_Your goal_
Wherever a line in the data below holds "gaben", copy that line.

_The records_
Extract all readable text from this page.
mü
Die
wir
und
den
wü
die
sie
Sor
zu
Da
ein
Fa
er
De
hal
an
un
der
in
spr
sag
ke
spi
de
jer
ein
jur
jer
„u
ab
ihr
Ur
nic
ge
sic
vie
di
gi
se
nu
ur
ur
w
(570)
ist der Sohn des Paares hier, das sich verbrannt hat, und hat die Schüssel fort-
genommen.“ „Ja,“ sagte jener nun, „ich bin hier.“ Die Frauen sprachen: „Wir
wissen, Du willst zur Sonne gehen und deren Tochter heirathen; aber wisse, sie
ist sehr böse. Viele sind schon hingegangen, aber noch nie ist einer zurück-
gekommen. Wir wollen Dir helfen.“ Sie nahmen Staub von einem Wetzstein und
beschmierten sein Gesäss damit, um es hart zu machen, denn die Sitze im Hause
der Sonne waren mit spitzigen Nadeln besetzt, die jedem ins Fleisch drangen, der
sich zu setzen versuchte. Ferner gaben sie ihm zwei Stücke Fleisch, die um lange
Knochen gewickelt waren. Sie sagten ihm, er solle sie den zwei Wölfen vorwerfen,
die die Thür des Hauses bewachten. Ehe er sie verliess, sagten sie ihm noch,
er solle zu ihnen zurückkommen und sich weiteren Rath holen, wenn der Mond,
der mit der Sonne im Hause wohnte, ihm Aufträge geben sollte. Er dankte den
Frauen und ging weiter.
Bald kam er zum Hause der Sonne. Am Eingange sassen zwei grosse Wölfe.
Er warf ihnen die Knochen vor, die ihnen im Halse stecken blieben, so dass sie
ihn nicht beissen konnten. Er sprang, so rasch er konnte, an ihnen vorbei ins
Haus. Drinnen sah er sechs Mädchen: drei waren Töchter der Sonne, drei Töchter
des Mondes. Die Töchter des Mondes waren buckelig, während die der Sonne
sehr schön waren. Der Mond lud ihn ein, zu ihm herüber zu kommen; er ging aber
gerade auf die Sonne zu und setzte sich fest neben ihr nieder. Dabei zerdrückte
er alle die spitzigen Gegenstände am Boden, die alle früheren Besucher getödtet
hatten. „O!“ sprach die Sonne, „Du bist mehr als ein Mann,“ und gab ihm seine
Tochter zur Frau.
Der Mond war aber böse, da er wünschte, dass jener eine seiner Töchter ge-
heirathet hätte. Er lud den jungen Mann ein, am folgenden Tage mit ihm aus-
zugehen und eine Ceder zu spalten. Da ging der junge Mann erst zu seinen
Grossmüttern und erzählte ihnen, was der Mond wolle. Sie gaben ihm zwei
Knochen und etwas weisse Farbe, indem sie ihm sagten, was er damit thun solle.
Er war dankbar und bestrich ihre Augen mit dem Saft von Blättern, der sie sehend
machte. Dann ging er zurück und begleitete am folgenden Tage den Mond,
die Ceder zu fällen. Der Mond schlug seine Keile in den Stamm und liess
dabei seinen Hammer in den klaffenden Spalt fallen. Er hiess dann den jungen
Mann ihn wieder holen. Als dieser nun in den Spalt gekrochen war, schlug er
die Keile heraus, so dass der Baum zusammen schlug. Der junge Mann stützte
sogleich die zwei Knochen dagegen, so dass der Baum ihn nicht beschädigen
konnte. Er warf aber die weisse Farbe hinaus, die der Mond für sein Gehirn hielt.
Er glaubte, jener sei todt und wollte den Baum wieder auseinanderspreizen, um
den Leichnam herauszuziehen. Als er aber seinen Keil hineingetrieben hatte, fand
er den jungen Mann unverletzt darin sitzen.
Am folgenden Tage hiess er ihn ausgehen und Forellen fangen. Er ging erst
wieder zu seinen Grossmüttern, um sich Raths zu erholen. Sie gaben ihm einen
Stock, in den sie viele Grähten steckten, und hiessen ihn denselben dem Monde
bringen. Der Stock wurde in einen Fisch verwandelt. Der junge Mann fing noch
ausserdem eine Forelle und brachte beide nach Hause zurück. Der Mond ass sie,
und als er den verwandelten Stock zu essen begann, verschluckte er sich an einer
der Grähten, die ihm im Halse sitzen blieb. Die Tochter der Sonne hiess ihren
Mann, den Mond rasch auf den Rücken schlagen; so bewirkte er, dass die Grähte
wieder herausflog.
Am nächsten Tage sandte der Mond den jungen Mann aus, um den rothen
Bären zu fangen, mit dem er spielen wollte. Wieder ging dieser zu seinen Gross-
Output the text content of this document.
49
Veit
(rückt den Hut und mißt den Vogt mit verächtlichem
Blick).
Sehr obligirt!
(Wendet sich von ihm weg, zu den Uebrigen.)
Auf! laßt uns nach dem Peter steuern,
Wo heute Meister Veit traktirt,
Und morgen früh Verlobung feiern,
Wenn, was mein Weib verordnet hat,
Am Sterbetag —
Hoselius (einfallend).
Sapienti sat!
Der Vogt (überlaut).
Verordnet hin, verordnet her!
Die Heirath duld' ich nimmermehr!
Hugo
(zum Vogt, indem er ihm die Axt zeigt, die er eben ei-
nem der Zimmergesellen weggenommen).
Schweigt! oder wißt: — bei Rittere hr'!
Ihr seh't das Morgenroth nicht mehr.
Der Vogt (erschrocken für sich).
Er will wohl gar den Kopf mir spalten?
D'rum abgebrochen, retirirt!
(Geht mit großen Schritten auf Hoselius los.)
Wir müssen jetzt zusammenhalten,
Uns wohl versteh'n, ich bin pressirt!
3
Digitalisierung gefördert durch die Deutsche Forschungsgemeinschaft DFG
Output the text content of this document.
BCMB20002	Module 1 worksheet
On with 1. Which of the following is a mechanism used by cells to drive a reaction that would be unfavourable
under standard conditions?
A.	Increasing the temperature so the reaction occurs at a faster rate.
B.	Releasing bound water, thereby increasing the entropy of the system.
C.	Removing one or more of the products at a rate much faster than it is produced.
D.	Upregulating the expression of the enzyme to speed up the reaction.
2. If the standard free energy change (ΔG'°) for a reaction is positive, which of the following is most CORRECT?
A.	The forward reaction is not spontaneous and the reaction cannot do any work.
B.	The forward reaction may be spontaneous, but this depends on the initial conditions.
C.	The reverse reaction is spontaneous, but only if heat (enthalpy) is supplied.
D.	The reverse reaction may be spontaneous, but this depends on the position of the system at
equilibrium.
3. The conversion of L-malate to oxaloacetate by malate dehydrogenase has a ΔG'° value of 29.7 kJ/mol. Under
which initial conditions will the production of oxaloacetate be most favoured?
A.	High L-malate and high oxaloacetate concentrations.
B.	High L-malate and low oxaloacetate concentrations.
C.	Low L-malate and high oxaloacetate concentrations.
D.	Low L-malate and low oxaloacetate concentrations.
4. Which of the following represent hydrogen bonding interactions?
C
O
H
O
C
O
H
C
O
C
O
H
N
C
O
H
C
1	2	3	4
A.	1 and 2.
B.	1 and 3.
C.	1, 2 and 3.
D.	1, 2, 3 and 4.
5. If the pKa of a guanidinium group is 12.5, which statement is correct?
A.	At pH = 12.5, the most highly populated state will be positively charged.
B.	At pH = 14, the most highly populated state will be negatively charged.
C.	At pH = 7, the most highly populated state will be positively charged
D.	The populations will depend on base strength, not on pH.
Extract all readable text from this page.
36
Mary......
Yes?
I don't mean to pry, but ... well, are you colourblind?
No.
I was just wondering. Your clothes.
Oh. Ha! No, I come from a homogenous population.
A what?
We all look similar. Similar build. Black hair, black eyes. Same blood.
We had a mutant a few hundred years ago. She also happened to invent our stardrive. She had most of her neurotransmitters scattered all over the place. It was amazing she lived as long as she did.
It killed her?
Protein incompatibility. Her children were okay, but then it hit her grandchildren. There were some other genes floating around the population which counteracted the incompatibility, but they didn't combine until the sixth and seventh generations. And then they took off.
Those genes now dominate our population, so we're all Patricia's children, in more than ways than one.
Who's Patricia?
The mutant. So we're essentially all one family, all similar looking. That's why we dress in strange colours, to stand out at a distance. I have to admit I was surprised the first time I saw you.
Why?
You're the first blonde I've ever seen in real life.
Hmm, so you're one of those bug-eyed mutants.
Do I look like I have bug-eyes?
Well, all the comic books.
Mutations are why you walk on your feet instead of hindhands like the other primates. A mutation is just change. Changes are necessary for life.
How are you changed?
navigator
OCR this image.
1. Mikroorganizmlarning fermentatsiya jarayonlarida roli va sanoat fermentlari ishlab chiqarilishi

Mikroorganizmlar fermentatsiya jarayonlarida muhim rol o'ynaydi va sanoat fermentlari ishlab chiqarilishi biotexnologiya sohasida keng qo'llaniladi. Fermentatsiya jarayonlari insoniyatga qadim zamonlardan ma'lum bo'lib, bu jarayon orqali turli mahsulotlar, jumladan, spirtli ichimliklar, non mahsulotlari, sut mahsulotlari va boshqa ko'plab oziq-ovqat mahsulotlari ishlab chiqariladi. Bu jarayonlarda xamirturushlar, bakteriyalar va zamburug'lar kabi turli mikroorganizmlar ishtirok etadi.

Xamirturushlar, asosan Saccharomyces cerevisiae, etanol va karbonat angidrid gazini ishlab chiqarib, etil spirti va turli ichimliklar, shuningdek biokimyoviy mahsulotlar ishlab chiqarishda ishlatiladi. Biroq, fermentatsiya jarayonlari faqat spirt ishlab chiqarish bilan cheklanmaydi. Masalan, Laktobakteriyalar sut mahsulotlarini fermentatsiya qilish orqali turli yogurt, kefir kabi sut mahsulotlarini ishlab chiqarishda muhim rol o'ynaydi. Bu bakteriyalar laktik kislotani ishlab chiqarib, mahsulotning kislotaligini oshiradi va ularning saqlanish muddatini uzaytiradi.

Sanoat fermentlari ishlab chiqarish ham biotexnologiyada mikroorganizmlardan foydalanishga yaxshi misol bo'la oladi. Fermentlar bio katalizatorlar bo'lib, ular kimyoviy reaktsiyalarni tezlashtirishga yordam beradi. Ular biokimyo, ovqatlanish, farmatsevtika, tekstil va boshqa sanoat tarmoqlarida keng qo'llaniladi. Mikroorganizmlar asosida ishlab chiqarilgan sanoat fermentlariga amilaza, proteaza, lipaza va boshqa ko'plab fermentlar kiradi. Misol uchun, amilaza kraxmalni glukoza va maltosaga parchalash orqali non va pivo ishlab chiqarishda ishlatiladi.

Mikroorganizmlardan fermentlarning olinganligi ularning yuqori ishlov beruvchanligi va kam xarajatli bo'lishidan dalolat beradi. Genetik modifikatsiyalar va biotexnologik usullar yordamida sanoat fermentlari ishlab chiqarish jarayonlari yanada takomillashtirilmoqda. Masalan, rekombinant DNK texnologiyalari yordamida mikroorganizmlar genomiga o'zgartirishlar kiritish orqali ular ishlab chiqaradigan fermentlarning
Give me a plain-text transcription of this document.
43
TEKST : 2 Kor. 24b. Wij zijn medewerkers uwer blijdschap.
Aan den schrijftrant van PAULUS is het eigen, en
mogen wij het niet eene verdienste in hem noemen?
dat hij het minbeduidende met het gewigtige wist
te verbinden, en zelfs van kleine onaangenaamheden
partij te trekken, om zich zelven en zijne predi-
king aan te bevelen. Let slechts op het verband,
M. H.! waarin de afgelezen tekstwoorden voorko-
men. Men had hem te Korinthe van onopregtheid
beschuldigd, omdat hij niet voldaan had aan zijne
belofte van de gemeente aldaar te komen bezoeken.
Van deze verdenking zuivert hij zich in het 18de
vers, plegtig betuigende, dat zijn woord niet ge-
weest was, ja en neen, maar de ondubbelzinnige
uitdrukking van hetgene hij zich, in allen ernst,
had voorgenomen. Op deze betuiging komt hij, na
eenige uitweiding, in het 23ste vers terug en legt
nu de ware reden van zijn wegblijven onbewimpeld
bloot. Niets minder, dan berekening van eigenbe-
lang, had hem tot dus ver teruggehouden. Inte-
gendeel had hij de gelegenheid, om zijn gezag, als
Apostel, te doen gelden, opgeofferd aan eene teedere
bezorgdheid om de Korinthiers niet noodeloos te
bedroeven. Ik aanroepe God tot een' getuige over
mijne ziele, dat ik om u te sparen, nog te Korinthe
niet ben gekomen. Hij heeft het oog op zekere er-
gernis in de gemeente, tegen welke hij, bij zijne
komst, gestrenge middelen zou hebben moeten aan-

_Result of the task_
sich zu setzen versuchte. Ferner gaben sie ihm zwei Stücke Fleisch, die um lange
Grossmüttern und erzählte ihnen, was der Mond wolle. Sie gaben ihm zwei
wieder zu seinen Grossmüttern, um sich Raths zu erholen. Sie gaben ihm einen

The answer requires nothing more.